DATA SECTION:
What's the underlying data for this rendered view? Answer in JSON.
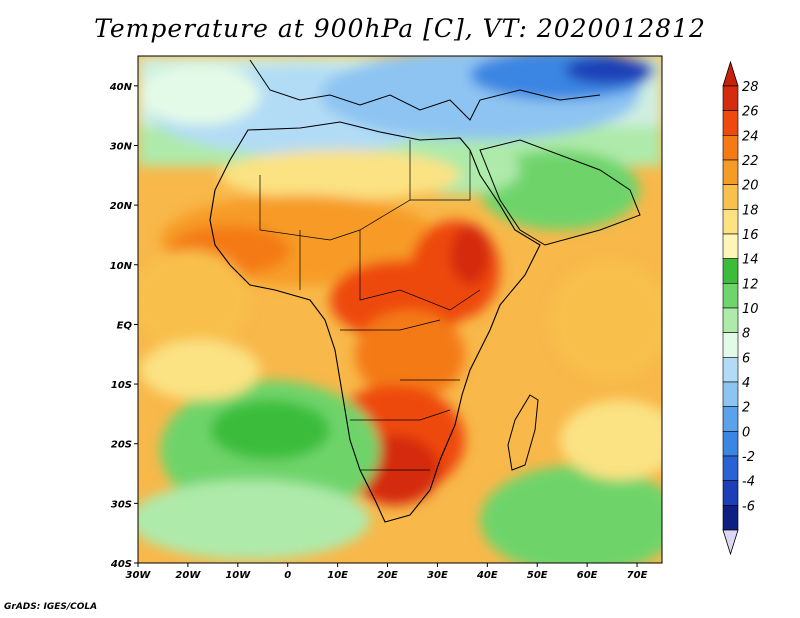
{
  "title": "Temperature at 900hPa [C], VT: 2020012812",
  "credit": "GrADS: IGES/COLA",
  "map": {
    "lon_range": [
      -30,
      75
    ],
    "lat_range": [
      -40,
      45
    ],
    "lon_ticks": [
      {
        "v": -30,
        "label": "30W"
      },
      {
        "v": -20,
        "label": "20W"
      },
      {
        "v": -10,
        "label": "10W"
      },
      {
        "v": 0,
        "label": "0"
      },
      {
        "v": 10,
        "label": "10E"
      },
      {
        "v": 20,
        "label": "20E"
      },
      {
        "v": 30,
        "label": "30E"
      },
      {
        "v": 40,
        "label": "40E"
      },
      {
        "v": 50,
        "label": "50E"
      },
      {
        "v": 60,
        "label": "60E"
      },
      {
        "v": 70,
        "label": "70E"
      }
    ],
    "lat_ticks": [
      {
        "v": 40,
        "label": "40N"
      },
      {
        "v": 30,
        "label": "30N"
      },
      {
        "v": 20,
        "label": "20N"
      },
      {
        "v": 10,
        "label": "10N"
      },
      {
        "v": 0,
        "label": "EQ"
      },
      {
        "v": -10,
        "label": "10S"
      },
      {
        "v": -20,
        "label": "20S"
      },
      {
        "v": -30,
        "label": "30S"
      },
      {
        "v": -40,
        "label": "40S"
      }
    ]
  },
  "colorbar": {
    "levels": [
      {
        "label": "28",
        "color": "#d42c0e"
      },
      {
        "label": "26",
        "color": "#ee4a10"
      },
      {
        "label": "24",
        "color": "#f47a14"
      },
      {
        "label": "22",
        "color": "#f79b28"
      },
      {
        "label": "20",
        "color": "#f8c04c"
      },
      {
        "label": "18",
        "color": "#fbe283"
      },
      {
        "label": "16",
        "color": "#fdf6b8"
      },
      {
        "label": "14",
        "color": "#3bbd3b"
      },
      {
        "label": "12",
        "color": "#6ed46b"
      },
      {
        "label": "10",
        "color": "#aeeaaa"
      },
      {
        "label": "8",
        "color": "#e4fae8"
      },
      {
        "label": "6",
        "color": "#b2dcf5"
      },
      {
        "label": "4",
        "color": "#8ec4f2"
      },
      {
        "label": "2",
        "color": "#5aa2ea"
      },
      {
        "label": "0",
        "color": "#3a86e2"
      },
      {
        "label": "-2",
        "color": "#2a62d6"
      },
      {
        "label": "-4",
        "color": "#1c3fb7"
      },
      {
        "label": "-6",
        "color": "#0e1f84"
      }
    ],
    "top_color": "#c8200a",
    "bottom_color": "#dcd8f4"
  }
}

WHAT YOU SHOULD DO:
Without the pictures, retype the whole of the material above exactly.

RESULT OF THE TASK:
What's the underlying data for this rendered view? Answer in JSON.
{
  "title": "Temperature at 900hPa [C], VT: 2020012812",
  "credit": "GrADS: IGES/COLA",
  "map": {
    "lon_range": [
      -30,
      75
    ],
    "lat_range": [
      -40,
      45
    ],
    "lon_ticks": [
      {
        "v": -30,
        "label": "30W"
      },
      {
        "v": -20,
        "label": "20W"
      },
      {
        "v": -10,
        "label": "10W"
      },
      {
        "v": 0,
        "label": "0"
      },
      {
        "v": 10,
        "label": "10E"
      },
      {
        "v": 20,
        "label": "20E"
      },
      {
        "v": 30,
        "label": "30E"
      },
      {
        "v": 40,
        "label": "40E"
      },
      {
        "v": 50,
        "label": "50E"
      },
      {
        "v": 60,
        "label": "60E"
      },
      {
        "v": 70,
        "label": "70E"
      }
    ],
    "lat_ticks": [
      {
        "v": 40,
        "label": "40N"
      },
      {
        "v": 30,
        "label": "30N"
      },
      {
        "v": 20,
        "label": "20N"
      },
      {
        "v": 10,
        "label": "10N"
      },
      {
        "v": 0,
        "label": "EQ"
      },
      {
        "v": -10,
        "label": "10S"
      },
      {
        "v": -20,
        "label": "20S"
      },
      {
        "v": -30,
        "label": "30S"
      },
      {
        "v": -40,
        "label": "40S"
      }
    ]
  },
  "colorbar": {
    "levels": [
      {
        "label": "28",
        "color": "#d42c0e"
      },
      {
        "label": "26",
        "color": "#ee4a10"
      },
      {
        "label": "24",
        "color": "#f47a14"
      },
      {
        "label": "22",
        "color": "#f79b28"
      },
      {
        "label": "20",
        "color": "#f8c04c"
      },
      {
        "label": "18",
        "color": "#fbe283"
      },
      {
        "label": "16",
        "color": "#fdf6b8"
      },
      {
        "label": "14",
        "color": "#3bbd3b"
      },
      {
        "label": "12",
        "color": "#6ed46b"
      },
      {
        "label": "10",
        "color": "#aeeaaa"
      },
      {
        "label": "8",
        "color": "#e4fae8"
      },
      {
        "label": "6",
        "color": "#b2dcf5"
      },
      {
        "label": "4",
        "color": "#8ec4f2"
      },
      {
        "label": "2",
        "color": "#5aa2ea"
      },
      {
        "label": "0",
        "color": "#3a86e2"
      },
      {
        "label": "-2",
        "color": "#2a62d6"
      },
      {
        "label": "-4",
        "color": "#1c3fb7"
      },
      {
        "label": "-6",
        "color": "#0e1f84"
      }
    ],
    "top_color": "#c8200a",
    "bottom_color": "#dcd8f4"
  }
}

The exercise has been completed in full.